Copy every line with the string "Fixed" in it.

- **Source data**
<<<<
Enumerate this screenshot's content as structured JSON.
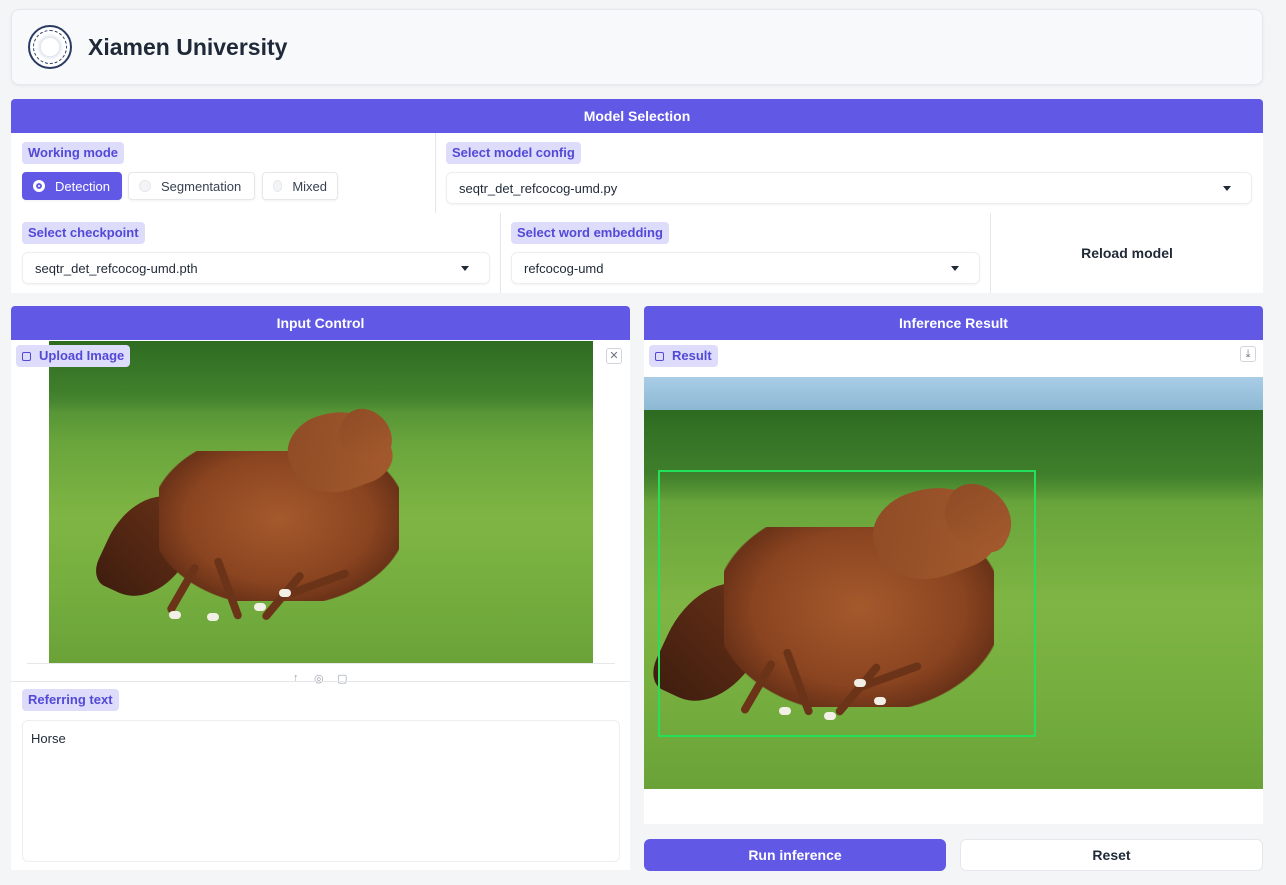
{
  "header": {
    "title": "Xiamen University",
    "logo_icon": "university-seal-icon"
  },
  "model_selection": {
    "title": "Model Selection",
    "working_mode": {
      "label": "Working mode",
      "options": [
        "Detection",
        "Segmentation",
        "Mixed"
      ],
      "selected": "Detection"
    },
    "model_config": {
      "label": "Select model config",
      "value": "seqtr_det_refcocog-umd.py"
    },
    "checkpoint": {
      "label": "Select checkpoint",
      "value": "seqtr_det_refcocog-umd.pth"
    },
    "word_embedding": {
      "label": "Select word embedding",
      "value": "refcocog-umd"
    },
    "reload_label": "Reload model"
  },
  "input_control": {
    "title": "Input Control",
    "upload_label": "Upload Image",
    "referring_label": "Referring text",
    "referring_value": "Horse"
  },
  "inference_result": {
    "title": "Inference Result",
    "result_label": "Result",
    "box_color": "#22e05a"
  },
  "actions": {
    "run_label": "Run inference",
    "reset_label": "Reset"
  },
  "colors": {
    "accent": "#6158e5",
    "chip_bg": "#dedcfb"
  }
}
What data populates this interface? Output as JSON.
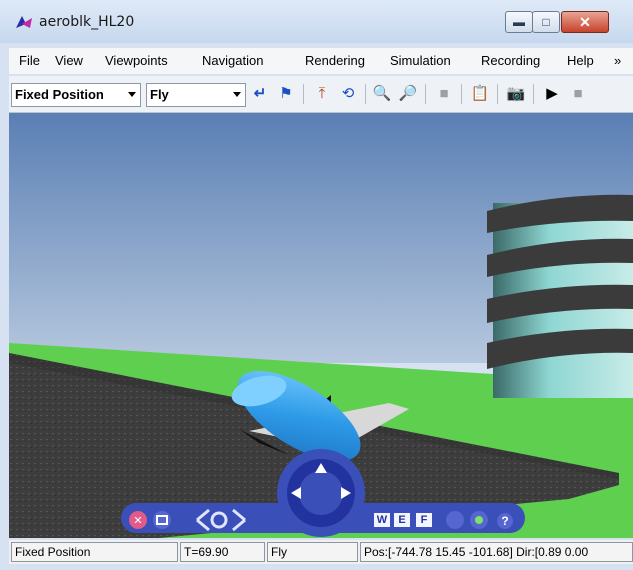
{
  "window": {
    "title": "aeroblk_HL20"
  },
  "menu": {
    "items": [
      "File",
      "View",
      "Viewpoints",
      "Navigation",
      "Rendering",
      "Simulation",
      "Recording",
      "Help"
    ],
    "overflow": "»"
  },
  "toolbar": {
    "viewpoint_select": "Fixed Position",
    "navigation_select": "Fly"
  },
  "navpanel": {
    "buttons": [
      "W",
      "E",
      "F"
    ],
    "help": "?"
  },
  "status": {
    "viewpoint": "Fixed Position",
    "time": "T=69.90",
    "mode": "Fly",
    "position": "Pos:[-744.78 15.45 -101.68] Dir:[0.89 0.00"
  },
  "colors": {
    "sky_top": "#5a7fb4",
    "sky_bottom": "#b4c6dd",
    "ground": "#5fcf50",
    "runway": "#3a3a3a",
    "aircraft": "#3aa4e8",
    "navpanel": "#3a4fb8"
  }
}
>>>>
- **Answer to this task**
    "viewpoint_select": "Fixed Position",
    "viewpoint": "Fixed Position",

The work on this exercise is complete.